Request:
The records below are to be repeated in full, exactly as they are.
── Input rows ──
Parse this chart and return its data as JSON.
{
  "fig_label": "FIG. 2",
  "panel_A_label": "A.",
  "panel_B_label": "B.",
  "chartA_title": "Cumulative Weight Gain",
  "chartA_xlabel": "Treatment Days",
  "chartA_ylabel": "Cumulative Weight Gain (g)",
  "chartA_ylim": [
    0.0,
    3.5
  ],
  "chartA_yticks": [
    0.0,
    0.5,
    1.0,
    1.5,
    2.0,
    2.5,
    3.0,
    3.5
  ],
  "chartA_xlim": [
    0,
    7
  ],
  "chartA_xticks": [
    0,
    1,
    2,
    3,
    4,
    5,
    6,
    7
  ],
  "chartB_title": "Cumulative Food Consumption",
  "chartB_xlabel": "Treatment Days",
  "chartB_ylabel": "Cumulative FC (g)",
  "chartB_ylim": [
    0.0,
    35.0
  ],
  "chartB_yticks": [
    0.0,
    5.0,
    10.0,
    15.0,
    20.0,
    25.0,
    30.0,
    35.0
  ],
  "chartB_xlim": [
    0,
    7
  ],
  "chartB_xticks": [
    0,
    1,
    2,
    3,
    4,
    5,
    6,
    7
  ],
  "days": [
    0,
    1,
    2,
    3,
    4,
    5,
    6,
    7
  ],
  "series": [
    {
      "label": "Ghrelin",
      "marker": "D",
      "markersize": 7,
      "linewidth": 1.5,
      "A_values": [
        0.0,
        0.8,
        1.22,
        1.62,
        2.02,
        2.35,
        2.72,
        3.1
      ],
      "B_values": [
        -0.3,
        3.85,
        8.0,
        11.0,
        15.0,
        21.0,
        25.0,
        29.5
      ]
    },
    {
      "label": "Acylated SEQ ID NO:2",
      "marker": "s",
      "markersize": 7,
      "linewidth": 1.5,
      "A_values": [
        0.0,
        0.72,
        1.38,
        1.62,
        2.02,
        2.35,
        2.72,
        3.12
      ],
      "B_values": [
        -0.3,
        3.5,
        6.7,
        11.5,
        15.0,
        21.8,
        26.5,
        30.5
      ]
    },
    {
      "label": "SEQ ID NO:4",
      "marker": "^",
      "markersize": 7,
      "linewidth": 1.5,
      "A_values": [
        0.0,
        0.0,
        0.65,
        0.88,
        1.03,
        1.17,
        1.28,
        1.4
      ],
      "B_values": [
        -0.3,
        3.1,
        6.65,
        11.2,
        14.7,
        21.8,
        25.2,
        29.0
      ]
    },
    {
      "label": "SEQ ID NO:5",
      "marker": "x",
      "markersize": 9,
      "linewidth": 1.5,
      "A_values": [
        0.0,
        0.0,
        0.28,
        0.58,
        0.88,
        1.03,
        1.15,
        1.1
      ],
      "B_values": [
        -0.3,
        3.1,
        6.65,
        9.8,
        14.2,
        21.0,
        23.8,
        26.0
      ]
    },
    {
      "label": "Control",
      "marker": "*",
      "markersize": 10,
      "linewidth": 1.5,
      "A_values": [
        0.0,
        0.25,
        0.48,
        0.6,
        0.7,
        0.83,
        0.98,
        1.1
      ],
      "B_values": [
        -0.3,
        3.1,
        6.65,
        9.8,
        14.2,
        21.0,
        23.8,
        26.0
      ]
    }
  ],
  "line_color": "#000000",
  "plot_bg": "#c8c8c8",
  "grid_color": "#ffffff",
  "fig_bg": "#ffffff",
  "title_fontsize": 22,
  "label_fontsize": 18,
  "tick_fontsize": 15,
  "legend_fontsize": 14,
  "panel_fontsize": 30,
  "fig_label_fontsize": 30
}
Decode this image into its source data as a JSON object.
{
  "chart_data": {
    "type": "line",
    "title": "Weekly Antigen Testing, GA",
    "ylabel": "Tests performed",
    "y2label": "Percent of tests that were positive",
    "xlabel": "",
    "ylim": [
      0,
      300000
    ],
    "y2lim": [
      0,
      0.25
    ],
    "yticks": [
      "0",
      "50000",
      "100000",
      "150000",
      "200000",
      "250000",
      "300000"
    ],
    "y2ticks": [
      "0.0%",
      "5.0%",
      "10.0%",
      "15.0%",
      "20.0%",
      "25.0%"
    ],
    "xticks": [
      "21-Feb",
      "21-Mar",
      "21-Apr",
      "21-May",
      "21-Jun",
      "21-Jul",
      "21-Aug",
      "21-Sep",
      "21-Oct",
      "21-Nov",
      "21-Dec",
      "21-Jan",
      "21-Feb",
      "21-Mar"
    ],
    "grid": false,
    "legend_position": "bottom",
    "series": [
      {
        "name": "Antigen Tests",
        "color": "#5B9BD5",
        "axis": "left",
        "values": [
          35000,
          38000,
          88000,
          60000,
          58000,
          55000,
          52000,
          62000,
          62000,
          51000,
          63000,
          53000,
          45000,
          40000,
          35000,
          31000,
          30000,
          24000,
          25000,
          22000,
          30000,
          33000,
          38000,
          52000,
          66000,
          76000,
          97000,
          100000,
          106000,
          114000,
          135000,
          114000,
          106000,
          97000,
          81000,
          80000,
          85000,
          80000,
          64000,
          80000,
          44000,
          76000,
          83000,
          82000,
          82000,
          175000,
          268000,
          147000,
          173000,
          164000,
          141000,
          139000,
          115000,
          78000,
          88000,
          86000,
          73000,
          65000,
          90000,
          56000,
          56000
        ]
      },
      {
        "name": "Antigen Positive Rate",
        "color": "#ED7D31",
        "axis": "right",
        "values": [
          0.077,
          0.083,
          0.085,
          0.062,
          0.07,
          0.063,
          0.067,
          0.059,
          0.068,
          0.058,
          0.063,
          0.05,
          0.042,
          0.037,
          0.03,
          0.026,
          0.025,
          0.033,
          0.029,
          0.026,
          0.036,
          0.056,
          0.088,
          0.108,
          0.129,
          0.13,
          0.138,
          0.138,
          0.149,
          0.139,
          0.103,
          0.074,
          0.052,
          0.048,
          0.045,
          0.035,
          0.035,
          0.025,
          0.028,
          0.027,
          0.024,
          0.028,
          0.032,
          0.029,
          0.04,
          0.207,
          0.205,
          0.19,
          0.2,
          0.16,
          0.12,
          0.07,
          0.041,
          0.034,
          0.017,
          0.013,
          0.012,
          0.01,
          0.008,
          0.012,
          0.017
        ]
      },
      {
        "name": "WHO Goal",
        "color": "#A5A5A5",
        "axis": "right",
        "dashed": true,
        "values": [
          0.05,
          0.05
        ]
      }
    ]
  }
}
───
Final result:
Parse this chart and return its data as JSON.
{
  "fig_label": "FIG. 2",
  "panel_A_label": "A.",
  "panel_B_label": "B.",
  "chartA_title": "Cumulative Weight Gain",
  "chartA_xlabel": "Treatment Days",
  "chartA_ylabel": "Cumulative Weight Gain (g)",
  "chartA_ylim": [
    0.0,
    3.5
  ],
  "chartA_yticks": [
    0.0,
    0.5,
    1.0,
    1.5,
    2.0,
    2.5,
    3.0,
    3.5
  ],
  "chartA_xlim": [
    0,
    7
  ],
  "chartA_xticks": [
    0,
    1,
    2,
    3,
    4,
    5,
    6,
    7
  ],
  "chartB_title": "Cumulative Food Consumption",
  "chartB_xlabel": "Treatment Days",
  "chartB_ylabel": "Cumulative FC (g)",
  "chartB_ylim": [
    0.0,
    35.0
  ],
  "chartB_yticks": [
    0.0,
    5.0,
    10.0,
    15.0,
    20.0,
    25.0,
    30.0,
    35.0
  ],
  "chartB_xlim": [
    0,
    7
  ],
  "chartB_xticks": [
    0,
    1,
    2,
    3,
    4,
    5,
    6,
    7
  ],
  "days": [
    0,
    1,
    2,
    3,
    4,
    5,
    6,
    7
  ],
  "series": [
    {
      "label": "Ghrelin",
      "marker": "D",
      "markersize": 7,
      "linewidth": 1.5,
      "A_values": [
        0.0,
        0.8,
        1.22,
        1.62,
        2.02,
        2.35,
        2.72,
        3.1
      ],
      "B_values": [
        -0.3,
        3.85,
        8.0,
        11.0,
        15.0,
        21.0,
        25.0,
        29.5
      ]
    },
    {
      "label": "Acylated SEQ ID NO:2",
      "marker": "s",
      "markersize": 7,
      "linewidth": 1.5,
      "A_values": [
        0.0,
        0.72,
        1.38,
        1.62,
        2.02,
        2.35,
        2.72,
        3.12
      ],
      "B_values": [
        -0.3,
        3.5,
        6.7,
        11.5,
        15.0,
        21.8,
        26.5,
        30.5
      ]
    },
    {
      "label": "SEQ ID NO:4",
      "marker": "^",
      "markersize": 7,
      "linewidth": 1.5,
      "A_values": [
        0.0,
        0.0,
        0.65,
        0.88,
        1.03,
        1.17,
        1.28,
        1.4
      ],
      "B_values": [
        -0.3,
        3.1,
        6.65,
        11.2,
        14.7,
        21.8,
        25.2,
        29.0
      ]
    },
    {
      "label": "SEQ ID NO:5",
      "marker": "x",
      "markersize": 9,
      "linewidth": 1.5,
      "A_values": [
        0.0,
        0.0,
        0.28,
        0.58,
        0.88,
        1.03,
        1.15,
        1.1
      ],
      "B_values": [
        -0.3,
        3.1,
        6.65,
        9.8,
        14.2,
        21.0,
        23.8,
        26.0
      ]
    },
    {
      "label": "Control",
      "marker": "*",
      "markersize": 10,
      "linewidth": 1.5,
      "A_values": [
        0.0,
        0.25,
        0.48,
        0.6,
        0.7,
        0.83,
        0.98,
        1.1
      ],
      "B_values": [
        -0.3,
        3.1,
        6.65,
        9.8,
        14.2,
        21.0,
        23.8,
        26.0
      ]
    }
  ],
  "line_color": "#000000",
  "plot_bg": "#c8c8c8",
  "grid_color": "#ffffff",
  "fig_bg": "#ffffff",
  "title_fontsize": 22,
  "label_fontsize": 18,
  "tick_fontsize": 15,
  "legend_fontsize": 14,
  "panel_fontsize": 30,
  "fig_label_fontsize": 30
}
Decode this image into its source data as a JSON object.
{
  "chart_data": {
    "type": "line",
    "title": "Weekly Antigen Testing, GA",
    "ylabel": "Tests performed",
    "y2label": "Percent of tests that were positive",
    "xlabel": "",
    "ylim": [
      0,
      300000
    ],
    "y2lim": [
      0,
      0.25
    ],
    "yticks": [
      "0",
      "50000",
      "100000",
      "150000",
      "200000",
      "250000",
      "300000"
    ],
    "y2ticks": [
      "0.0%",
      "5.0%",
      "10.0%",
      "15.0%",
      "20.0%",
      "25.0%"
    ],
    "xticks": [
      "21-Feb",
      "21-Mar",
      "21-Apr",
      "21-May",
      "21-Jun",
      "21-Jul",
      "21-Aug",
      "21-Sep",
      "21-Oct",
      "21-Nov",
      "21-Dec",
      "21-Jan",
      "21-Feb",
      "21-Mar"
    ],
    "grid": false,
    "legend_position": "bottom",
    "series": [
      {
        "name": "Antigen Tests",
        "color": "#5B9BD5",
        "axis": "left",
        "values": [
          35000,
          38000,
          88000,
          60000,
          58000,
          55000,
          52000,
          62000,
          62000,
          51000,
          63000,
          53000,
          45000,
          40000,
          35000,
          31000,
          30000,
          24000,
          25000,
          22000,
          30000,
          33000,
          38000,
          52000,
          66000,
          76000,
          97000,
          100000,
          106000,
          114000,
          135000,
          114000,
          106000,
          97000,
          81000,
          80000,
          85000,
          80000,
          64000,
          80000,
          44000,
          76000,
          83000,
          82000,
          82000,
          175000,
          268000,
          147000,
          173000,
          164000,
          141000,
          139000,
          115000,
          78000,
          88000,
          86000,
          73000,
          65000,
          90000,
          56000,
          56000
        ]
      },
      {
        "name": "Antigen Positive Rate",
        "color": "#ED7D31",
        "axis": "right",
        "values": [
          0.077,
          0.083,
          0.085,
          0.062,
          0.07,
          0.063,
          0.067,
          0.059,
          0.068,
          0.058,
          0.063,
          0.05,
          0.042,
          0.037,
          0.03,
          0.026,
          0.025,
          0.033,
          0.029,
          0.026,
          0.036,
          0.056,
          0.088,
          0.108,
          0.129,
          0.13,
          0.138,
          0.138,
          0.149,
          0.139,
          0.103,
          0.074,
          0.052,
          0.048,
          0.045,
          0.035,
          0.035,
          0.025,
          0.028,
          0.027,
          0.024,
          0.028,
          0.032,
          0.029,
          0.04,
          0.207,
          0.205,
          0.19,
          0.2,
          0.16,
          0.12,
          0.07,
          0.041,
          0.034,
          0.017,
          0.013,
          0.012,
          0.01,
          0.008,
          0.012,
          0.017
        ]
      },
      {
        "name": "WHO Goal",
        "color": "#A5A5A5",
        "axis": "right",
        "dashed": true,
        "values": [
          0.05,
          0.05
        ]
      }
    ]
  }
}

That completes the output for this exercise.